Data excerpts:
· · · · · · ·

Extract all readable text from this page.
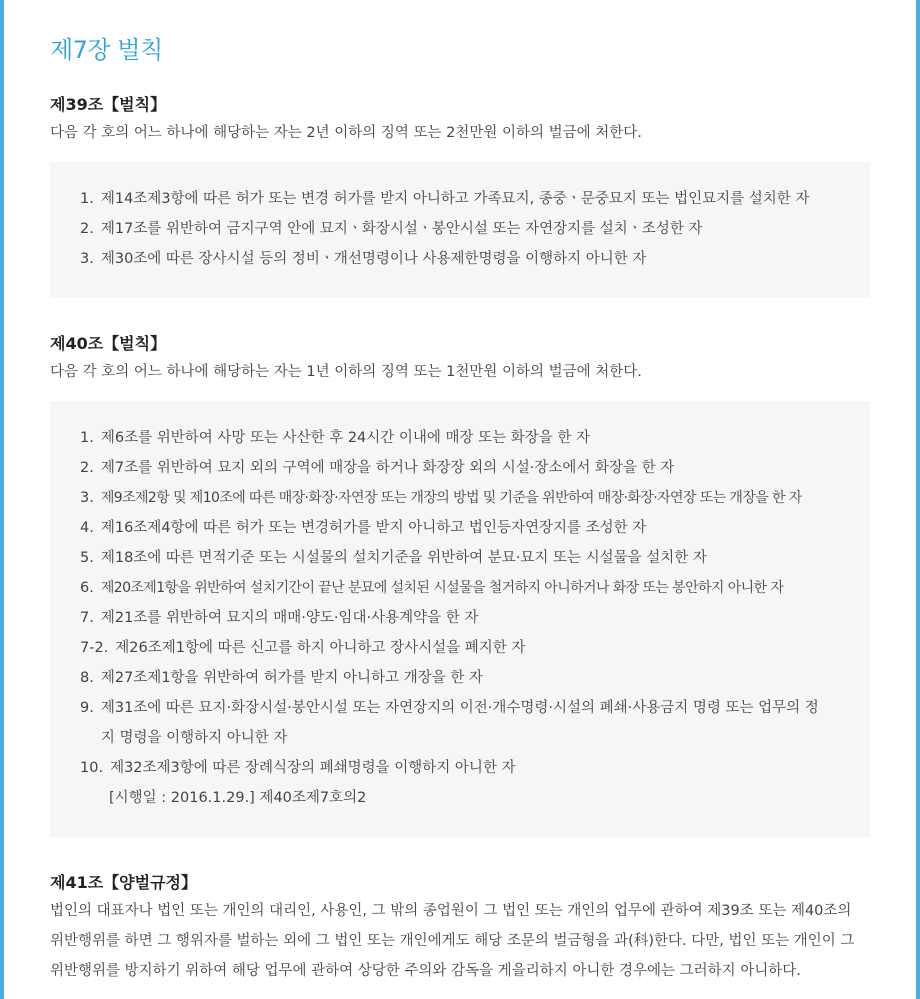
제7장 벌칙
제39조【벌칙】

다음 각 호의 어느 하나에 해당하는 자는 2년 이하의 징역 또는 2천만원 이하의 벌금에 처한다.

1. 제14조제3항에 따른 허가 또는 변경 허가를 받지 아니하고 가족묘지, 종중ㆍ문중묘지 또는 법인묘지를 설치한 자
2. 제17조를 위반하여 금지구역 안에 묘지ㆍ화장시설ㆍ봉안시설 또는 자연장지를 설치ㆍ조성한 자
3. 제30조에 따른 장사시설 등의 정비ㆍ개선명령이나 사용제한명령을 이행하지 아니한 자
제40조【벌칙】

다음 각 호의 어느 하나에 해당하는 자는 1년 이하의 징역 또는 1천만원 이하의 벌금에 처한다.

1. 제6조를 위반하여 사망 또는 사산한 후 24시간 이내에 매장 또는 화장을 한 자
2. 제7조를 위반하여 묘지 외의 구역에 매장을 하거나 화장장 외의 시설·장소에서 화장을 한 자
3. 제9조제2항 및 제10조에 따른 매장·화장·자연장 또는 개장의 방법 및 기준을 위반하여 매장·화장·자연장 또는 개장을 한 자
4. 제16조제4항에 따른 허가 또는 변경허가를 받지 아니하고 법인등자연장지를 조성한 자
5. 제18조에 따른 면적기준 또는 시설물의 설치기준을 위반하여 분묘·묘지 또는 시설물을 설치한 자
6. 제20조제1항을 위반하여 설치기간이 끝난 분묘에 설치된 시설물을 철거하지 아니하거나 화장 또는 봉안하지 아니한 자
7. 제21조를 위반하여 묘지의 매매·양도·임대·사용계약을 한 자
7-2. 제26조제1항에 따른 신고를 하지 아니하고 장사시설을 폐지한 자
8. 제27조제1항을 위반하여 허가를 받지 아니하고 개장을 한 자
9. 제31조에 따른 묘지·화장시설·봉안시설 또는 자연장지의 이전·개수명령·시설의 폐쇄·사용금지 명령 또는 업무의 정지 명령을 이행하지 아니한 자
10. 제32조제3항에 따른 장례식장의 폐쇄명령을 이행하지 아니한 자
[시행일 : 2016.1.29.] 제40조제7호의2
제41조【양벌규정】

법인의 대표자나 법인 또는 개인의 대리인, 사용인, 그 밖의 종업원이 그 법인 또는 개인의 업무에 관하여 제39조 또는 제40조의 위반행위를 하면 그 행위자를 벌하는 외에 그 법인 또는 개인에게도 해당 조문의 벌금형을 과(科)한다. 다만, 법인 또는 개인이 그 위반행위를 방지하기 위하여 해당 업무에 관하여 상당한 주의와 감독을 게을리하지 아니한 경우에는 그러하지 아니하다.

· · · · · · ·

▶ **DIRECTIONS**
Reproduce the material word for word. Any pictures should be left out of the copy.

▶ **REPLY TO THE TASK**
Extract all readable text from this page.
제7장 벌칙
제39조【벌칙】

다음 각 호의 어느 하나에 해당하는 자는 2년 이하의 징역 또는 2천만원 이하의 벌금에 처한다.

1. 제14조제3항에 따른 허가 또는 변경 허가를 받지 아니하고 가족묘지, 종중ㆍ문중묘지 또는 법인묘지를 설치한 자
2. 제17조를 위반하여 금지구역 안에 묘지ㆍ화장시설ㆍ봉안시설 또는 자연장지를 설치ㆍ조성한 자
3. 제30조에 따른 장사시설 등의 정비ㆍ개선명령이나 사용제한명령을 이행하지 아니한 자
제40조【벌칙】

다음 각 호의 어느 하나에 해당하는 자는 1년 이하의 징역 또는 1천만원 이하의 벌금에 처한다.

1. 제6조를 위반하여 사망 또는 사산한 후 24시간 이내에 매장 또는 화장을 한 자
2. 제7조를 위반하여 묘지 외의 구역에 매장을 하거나 화장장 외의 시설·장소에서 화장을 한 자
3. 제9조제2항 및 제10조에 따른 매장·화장·자연장 또는 개장의 방법 및 기준을 위반하여 매장·화장·자연장 또는 개장을 한 자
4. 제16조제4항에 따른 허가 또는 변경허가를 받지 아니하고 법인등자연장지를 조성한 자
5. 제18조에 따른 면적기준 또는 시설물의 설치기준을 위반하여 분묘·묘지 또는 시설물을 설치한 자
6. 제20조제1항을 위반하여 설치기간이 끝난 분묘에 설치된 시설물을 철거하지 아니하거나 화장 또는 봉안하지 아니한 자
7. 제21조를 위반하여 묘지의 매매·양도·임대·사용계약을 한 자
7-2. 제26조제1항에 따른 신고를 하지 아니하고 장사시설을 폐지한 자
8. 제27조제1항을 위반하여 허가를 받지 아니하고 개장을 한 자
9. 제31조에 따른 묘지·화장시설·봉안시설 또는 자연장지의 이전·개수명령·시설의 폐쇄·사용금지 명령 또는 업무의 정지 명령을 이행하지 아니한 자
10. 제32조제3항에 따른 장례식장의 폐쇄명령을 이행하지 아니한 자
[시행일 : 2016.1.29.] 제40조제7호의2
제41조【양벌규정】

법인의 대표자나 법인 또는 개인의 대리인, 사용인, 그 밖의 종업원이 그 법인 또는 개인의 업무에 관하여 제39조 또는 제40조의 위반행위를 하면 그 행위자를 벌하는 외에 그 법인 또는 개인에게도 해당 조문의 벌금형을 과(科)한다. 다만, 법인 또는 개인이 그 위반행위를 방지하기 위하여 해당 업무에 관하여 상당한 주의와 감독을 게을리하지 아니한 경우에는 그러하지 아니하다.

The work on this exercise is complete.